▶ [Given problem] In the entries below, find the lines that contain the word "Grown" and copy them.
** START OF Records provided **
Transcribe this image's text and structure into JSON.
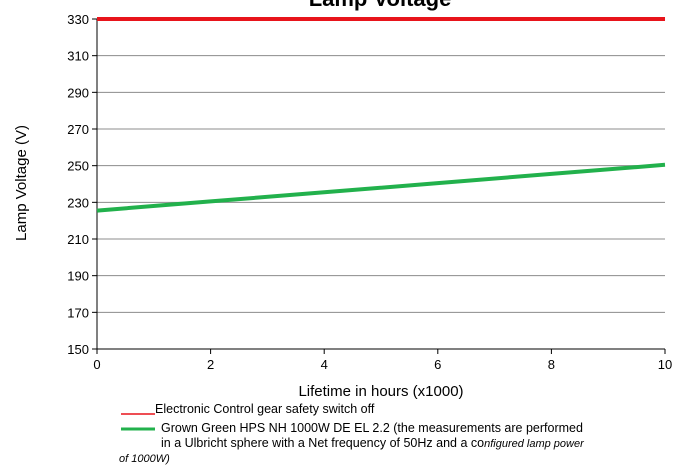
{
  "chart_data": {
    "type": "line",
    "title": "Lamp Voltage",
    "xlabel": "Lifetime in hours (x1000)",
    "ylabel": "Lamp Voltage (V)",
    "xlim": [
      0,
      10
    ],
    "ylim": [
      150,
      330
    ],
    "x_ticks": [
      "0",
      "2",
      "4",
      "6",
      "8",
      "10"
    ],
    "y_ticks": [
      "150",
      "170",
      "190",
      "210",
      "230",
      "250",
      "270",
      "290",
      "310",
      "330"
    ],
    "grid": "horizontal",
    "legend_placement": "bottom",
    "series": [
      {
        "name": "Electronic Control gear safety switch off",
        "color": "#e8141b",
        "x": [
          0,
          10
        ],
        "values": [
          330,
          330
        ]
      },
      {
        "name": "Grown Green HPS NH 1000W DE EL 2.2 (the measurements are performed in a Ulbricht sphere with a Net frequency of 50Hz and a configured lamp power of 1000W)",
        "color": "#22b14c",
        "x": [
          0,
          2,
          4,
          6,
          8,
          10
        ],
        "values": [
          225.5,
          230.5,
          235.5,
          240.5,
          245.5,
          250.5
        ]
      }
    ]
  },
  "legend": {
    "item1": "Electronic Control gear safety switch off",
    "item2_line1": "Grown Green HPS NH 1000W DE EL 2.2 (the measurements are performed",
    "item2_line2a": "in a Ulbricht sphere with a Net frequency of 50Hz and a co",
    "item2_line2b": "nfigured lamp power",
    "item2_line3": "of 1000W)"
  }
}
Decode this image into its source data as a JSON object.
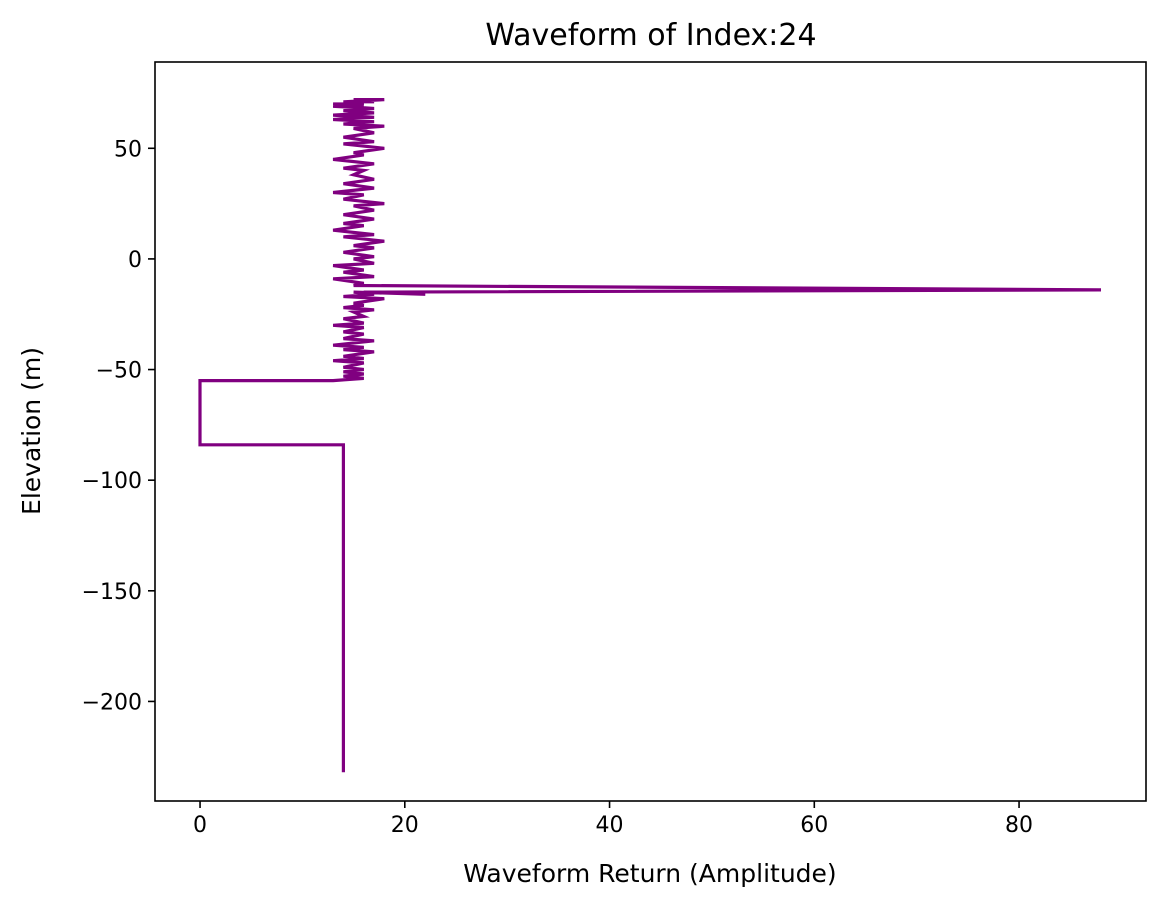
{
  "chart_data": {
    "type": "line",
    "title": "Waveform of Index:24",
    "xlabel": "Waveform Return (Amplitude)",
    "ylabel": "Elevation (m)",
    "xlim": [
      -4.4,
      92.4
    ],
    "ylim": [
      -245,
      89
    ],
    "xticks": [
      0,
      20,
      40,
      60,
      80
    ],
    "xtick_labels": [
      "0",
      "20",
      "40",
      "60",
      "80"
    ],
    "yticks": [
      50,
      0,
      -50,
      -100,
      -150,
      -200
    ],
    "ytick_labels": [
      "50",
      "0",
      "−50",
      "−100",
      "−150",
      "−200"
    ],
    "grid": false,
    "series": [
      {
        "color": "#800080",
        "x": [
          14,
          14,
          0,
          0,
          13,
          16,
          14,
          16,
          14,
          16,
          14,
          16,
          13,
          16,
          14,
          17,
          14,
          16,
          13,
          17,
          14,
          16,
          14,
          16,
          13,
          16,
          14,
          16,
          15,
          17,
          14,
          16,
          15,
          18,
          14,
          17,
          15,
          22,
          16,
          88,
          15,
          16,
          13,
          17,
          14,
          16,
          13,
          17,
          15,
          17,
          14,
          17,
          15,
          18,
          14,
          17,
          13,
          16,
          14,
          17,
          14,
          17,
          15,
          18,
          14,
          16,
          13,
          17,
          14,
          17,
          15,
          16,
          14,
          17,
          13,
          16,
          15,
          18,
          14,
          17,
          14,
          17,
          15,
          18,
          14,
          17,
          13,
          17,
          14,
          16,
          14,
          17,
          13,
          16,
          14,
          18,
          15,
          17,
          14,
          16,
          13,
          16,
          14,
          17,
          14,
          17,
          13,
          16,
          14,
          16
        ],
        "y": [
          -232,
          -84,
          -84,
          -55,
          -55,
          -54,
          -53,
          -52,
          -51,
          -50,
          -49,
          -47,
          -46,
          -45,
          -44,
          -42,
          -41,
          -40,
          -39,
          -37,
          -36,
          -34,
          -33,
          -31,
          -30,
          -29,
          -27,
          -26,
          -24,
          -23,
          -22,
          -21,
          -20,
          -18,
          -17,
          -16,
          -15,
          -16,
          -15,
          -14,
          -12,
          -11,
          -9,
          -8,
          -6,
          -5,
          -3,
          -2,
          0,
          1,
          3,
          5,
          6,
          8,
          10,
          11,
          13,
          15,
          16,
          18,
          20,
          22,
          24,
          25,
          27,
          29,
          30,
          32,
          34,
          36,
          38,
          40,
          41,
          43,
          45,
          47,
          48,
          50,
          52,
          53,
          55,
          57,
          59,
          60,
          61,
          62,
          63,
          64,
          65,
          66,
          67,
          68,
          69,
          70,
          71,
          72,
          72,
          71,
          71,
          70,
          70,
          69,
          69,
          68,
          67,
          66,
          65,
          64,
          63,
          62
        ]
      }
    ]
  }
}
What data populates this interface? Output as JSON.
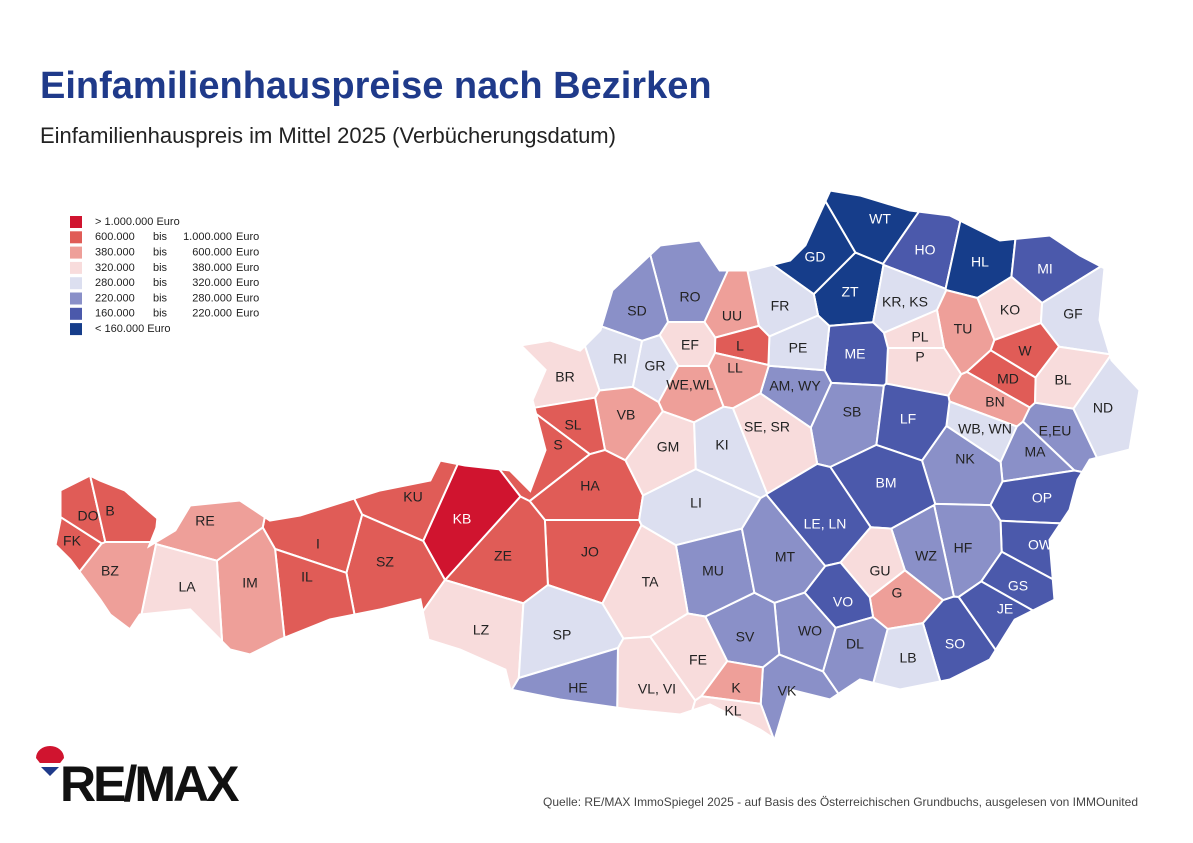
{
  "header": {
    "title": "Einfamilienhauspreise nach Bezirken",
    "subtitle": "Einfamilienhauspreis im Mittel 2025 (Verbücherungsdatum)"
  },
  "legend": {
    "items": [
      {
        "color": "#d0142f",
        "texts": [
          "> 1.000.000 Euro"
        ]
      },
      {
        "color": "#e05c57",
        "texts": [
          "600.000",
          "bis",
          "1.000.000",
          "Euro"
        ]
      },
      {
        "color": "#ee9f99",
        "texts": [
          "380.000",
          "bis",
          "600.000",
          "Euro"
        ]
      },
      {
        "color": "#f8dcdc",
        "texts": [
          "320.000",
          "bis",
          "380.000",
          "Euro"
        ]
      },
      {
        "color": "#dcdff0",
        "texts": [
          "280.000",
          "bis",
          "320.000",
          "Euro"
        ]
      },
      {
        "color": "#8a90c8",
        "texts": [
          "220.000",
          "bis",
          "280.000",
          "Euro"
        ]
      },
      {
        "color": "#4b59ab",
        "texts": [
          "160.000",
          "bis",
          "220.000",
          "Euro"
        ]
      },
      {
        "color": "#163d8a",
        "texts": [
          "< 160.000  Euro"
        ]
      }
    ]
  },
  "districts": [
    {
      "label": "WT",
      "color": "#163d8a"
    },
    {
      "label": "GD",
      "color": "#163d8a"
    },
    {
      "label": "ZT",
      "color": "#163d8a"
    },
    {
      "label": "HO",
      "color": "#4b59ab"
    },
    {
      "label": "HL",
      "color": "#163d8a"
    },
    {
      "label": "MI",
      "color": "#4b59ab"
    },
    {
      "label": "KR, KS",
      "color": "#dcdff0"
    },
    {
      "label": "KO",
      "color": "#f8dcdc"
    },
    {
      "label": "GF",
      "color": "#dcdff0"
    },
    {
      "label": "TU",
      "color": "#ee9f99"
    },
    {
      "label": "PL",
      "color": "#f8dcdc"
    },
    {
      "label": "P",
      "color": "#f8dcdc"
    },
    {
      "label": "W",
      "color": "#e05c57"
    },
    {
      "label": "MD",
      "color": "#e05c57"
    },
    {
      "label": "BL",
      "color": "#f8dcdc"
    },
    {
      "label": "BN",
      "color": "#ee9f99"
    },
    {
      "label": "ND",
      "color": "#dcdff0"
    },
    {
      "label": "E,EU",
      "color": "#8a90c8"
    },
    {
      "label": "WB, WN",
      "color": "#dcdff0"
    },
    {
      "label": "MA",
      "color": "#8a90c8"
    },
    {
      "label": "NK",
      "color": "#8a90c8"
    },
    {
      "label": "ME",
      "color": "#4b59ab"
    },
    {
      "label": "AM, WY",
      "color": "#8a90c8"
    },
    {
      "label": "SB",
      "color": "#8a90c8"
    },
    {
      "label": "LF",
      "color": "#4b59ab"
    },
    {
      "label": "FR",
      "color": "#dcdff0"
    },
    {
      "label": "PE",
      "color": "#dcdff0"
    },
    {
      "label": "UU",
      "color": "#ee9f99"
    },
    {
      "label": "L",
      "color": "#e05c57"
    },
    {
      "label": "LL",
      "color": "#ee9f99"
    },
    {
      "label": "EF",
      "color": "#f8dcdc"
    },
    {
      "label": "GR",
      "color": "#dcdff0"
    },
    {
      "label": "WE,WL",
      "color": "#ee9f99"
    },
    {
      "label": "RO",
      "color": "#8a90c8"
    },
    {
      "label": "SD",
      "color": "#8a90c8"
    },
    {
      "label": "RI",
      "color": "#dcdff0"
    },
    {
      "label": "BR",
      "color": "#f8dcdc"
    },
    {
      "label": "VB",
      "color": "#ee9f99"
    },
    {
      "label": "SL",
      "color": "#e05c57"
    },
    {
      "label": "S",
      "color": "#e05c57"
    },
    {
      "label": "GM",
      "color": "#f8dcdc"
    },
    {
      "label": "KI",
      "color": "#dcdff0"
    },
    {
      "label": "SE, SR",
      "color": "#f8dcdc"
    },
    {
      "label": "HA",
      "color": "#e05c57"
    },
    {
      "label": "LI",
      "color": "#dcdff0"
    },
    {
      "label": "BM",
      "color": "#4b59ab"
    },
    {
      "label": "LE, LN",
      "color": "#4b59ab"
    },
    {
      "label": "OP",
      "color": "#4b59ab"
    },
    {
      "label": "OW",
      "color": "#4b59ab"
    },
    {
      "label": "HF",
      "color": "#8a90c8"
    },
    {
      "label": "WZ",
      "color": "#8a90c8"
    },
    {
      "label": "GU",
      "color": "#f8dcdc"
    },
    {
      "label": "G",
      "color": "#ee9f99"
    },
    {
      "label": "GS",
      "color": "#4b59ab"
    },
    {
      "label": "JE",
      "color": "#4b59ab"
    },
    {
      "label": "VO",
      "color": "#4b59ab"
    },
    {
      "label": "SO",
      "color": "#4b59ab"
    },
    {
      "label": "LB",
      "color": "#dcdff0"
    },
    {
      "label": "DL",
      "color": "#8a90c8"
    },
    {
      "label": "WO",
      "color": "#8a90c8"
    },
    {
      "label": "SV",
      "color": "#8a90c8"
    },
    {
      "label": "VK",
      "color": "#8a90c8"
    },
    {
      "label": "MU",
      "color": "#8a90c8"
    },
    {
      "label": "MT",
      "color": "#8a90c8"
    },
    {
      "label": "TA",
      "color": "#f8dcdc"
    },
    {
      "label": "JO",
      "color": "#e05c57"
    },
    {
      "label": "ZE",
      "color": "#e05c57"
    },
    {
      "label": "KB",
      "color": "#d0142f"
    },
    {
      "label": "KU",
      "color": "#e05c57"
    },
    {
      "label": "SZ",
      "color": "#e05c57"
    },
    {
      "label": "I",
      "color": "#e05c57"
    },
    {
      "label": "IL",
      "color": "#e05c57"
    },
    {
      "label": "IM",
      "color": "#ee9f99"
    },
    {
      "label": "RE",
      "color": "#ee9f99"
    },
    {
      "label": "LA",
      "color": "#f8dcdc"
    },
    {
      "label": "BZ",
      "color": "#ee9f99"
    },
    {
      "label": "FK",
      "color": "#e05c57"
    },
    {
      "label": "DO",
      "color": "#e05c57"
    },
    {
      "label": "B",
      "color": "#e05c57"
    },
    {
      "label": "LZ",
      "color": "#f8dcdc"
    },
    {
      "label": "SP",
      "color": "#dcdff0"
    },
    {
      "label": "HE",
      "color": "#8a90c8"
    },
    {
      "label": "FE",
      "color": "#f8dcdc"
    },
    {
      "label": "VL, VI",
      "color": "#f8dcdc"
    },
    {
      "label": "K",
      "color": "#ee9f99"
    },
    {
      "label": "KL",
      "color": "#f8dcdc"
    }
  ],
  "footer": {
    "logo": "RE/MAX",
    "source": "Quelle: RE/MAX ImmoSpiegel 2025 - auf Basis des Österreichischen Grundbuchs, ausgelesen von IMMOunited"
  }
}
** END OF Records provided **
▶ [Solution below]
        "name": "Grown Green HPS NH 1000W DE EL 2.2 (the measurements are performed in a Ulbricht sphere with a Net frequency of 50Hz and a configured lamp power of 1000W)",
    "item2_line1": "Grown Green HPS NH 1000W DE EL 2.2 (the measurements are performed",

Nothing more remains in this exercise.